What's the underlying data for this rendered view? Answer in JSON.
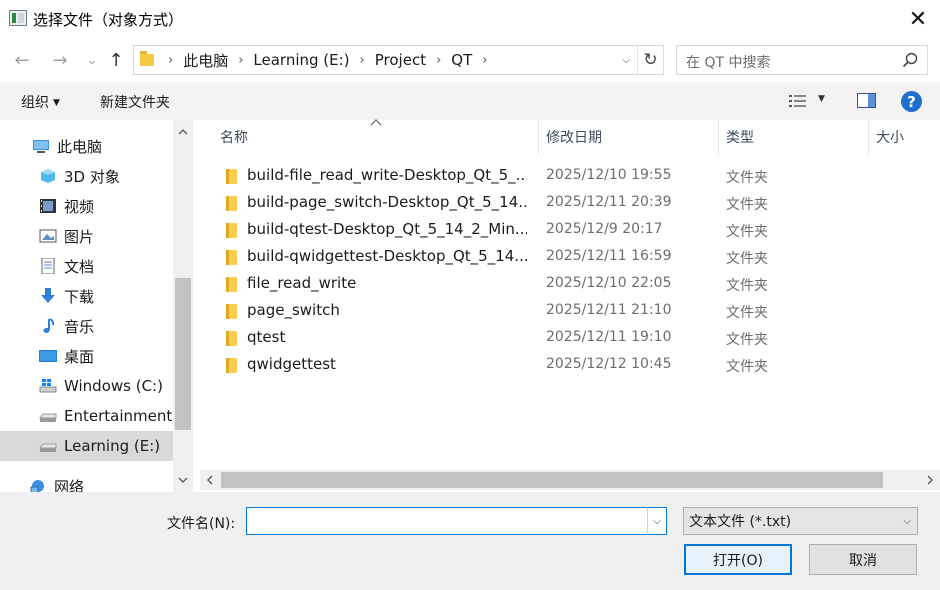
{
  "window": {
    "title": "选择文件（对象方式）",
    "close_glyph": "✕"
  },
  "nav": {
    "back_glyph": "←",
    "forward_glyph": "→",
    "recent_glyph": "⌄",
    "up_glyph": "↑"
  },
  "address": {
    "crumbs": [
      "此电脑",
      "Learning (E:)",
      "Project",
      "QT"
    ],
    "separator": "›",
    "dropdown_glyph": "⌵",
    "refresh_glyph": "↻"
  },
  "search": {
    "placeholder": "在 QT 中搜索"
  },
  "toolbar": {
    "organize_label": "组织",
    "organize_caret": "▼",
    "new_folder_label": "新建文件夹",
    "view_caret": "▼",
    "help_glyph": "?"
  },
  "sidebar": {
    "items": [
      {
        "label": "此电脑",
        "icon": "computer-icon"
      },
      {
        "label": "3D 对象",
        "icon": "3d-objects-icon"
      },
      {
        "label": "视频",
        "icon": "video-icon"
      },
      {
        "label": "图片",
        "icon": "pictures-icon"
      },
      {
        "label": "文档",
        "icon": "documents-icon"
      },
      {
        "label": "下载",
        "icon": "downloads-icon"
      },
      {
        "label": "音乐",
        "icon": "music-icon"
      },
      {
        "label": "桌面",
        "icon": "desktop-icon"
      },
      {
        "label": "Windows (C:)",
        "icon": "windows-drive-icon"
      },
      {
        "label": "Entertainment (",
        "icon": "drive-icon"
      },
      {
        "label": "Learning (E:)",
        "icon": "drive-icon",
        "selected": true
      },
      {
        "label": "网络",
        "icon": "network-icon"
      }
    ],
    "scroll_up": "^",
    "scroll_down": "v"
  },
  "filelist": {
    "columns": {
      "name": "名称",
      "modified": "修改日期",
      "type": "类型",
      "size": "大小"
    },
    "sort_glyph": "^",
    "rows": [
      {
        "name": "build-file_read_write-Desktop_Qt_5_...",
        "modified": "2025/12/10 19:55",
        "type": "文件夹"
      },
      {
        "name": "build-page_switch-Desktop_Qt_5_14...",
        "modified": "2025/12/11 20:39",
        "type": "文件夹"
      },
      {
        "name": "build-qtest-Desktop_Qt_5_14_2_Min...",
        "modified": "2025/12/9 20:17",
        "type": "文件夹"
      },
      {
        "name": "build-qwidgettest-Desktop_Qt_5_14...",
        "modified": "2025/12/11 16:59",
        "type": "文件夹"
      },
      {
        "name": "file_read_write",
        "modified": "2025/12/10 22:05",
        "type": "文件夹"
      },
      {
        "name": "page_switch",
        "modified": "2025/12/11 21:10",
        "type": "文件夹"
      },
      {
        "name": "qtest",
        "modified": "2025/12/11 19:10",
        "type": "文件夹"
      },
      {
        "name": "qwidgettest",
        "modified": "2025/12/12 10:45",
        "type": "文件夹"
      }
    ],
    "hscroll_left": "<",
    "hscroll_right": ">"
  },
  "bottom": {
    "filename_label": "文件名(N):",
    "filename_value": "",
    "filename_dd_glyph": "⌵",
    "filetype_value": "文本文件 (*.txt)",
    "filetype_caret": "⌵",
    "open_label": "打开(O)",
    "cancel_label": "取消"
  },
  "colors": {
    "accent": "#0078d7",
    "folder": "#f8cd50",
    "selected_nav": "#d9d9d9",
    "help": "#1f6fd1"
  }
}
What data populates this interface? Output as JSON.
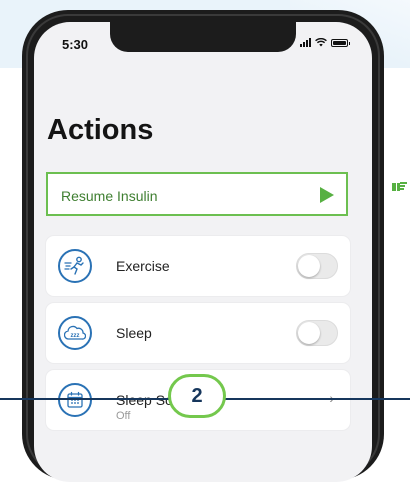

================================

-- WRITTEN EXERCISE --
Count the lines above that contain the word "data", and reply with only that number.

-- SOLVED PROBLEM --
2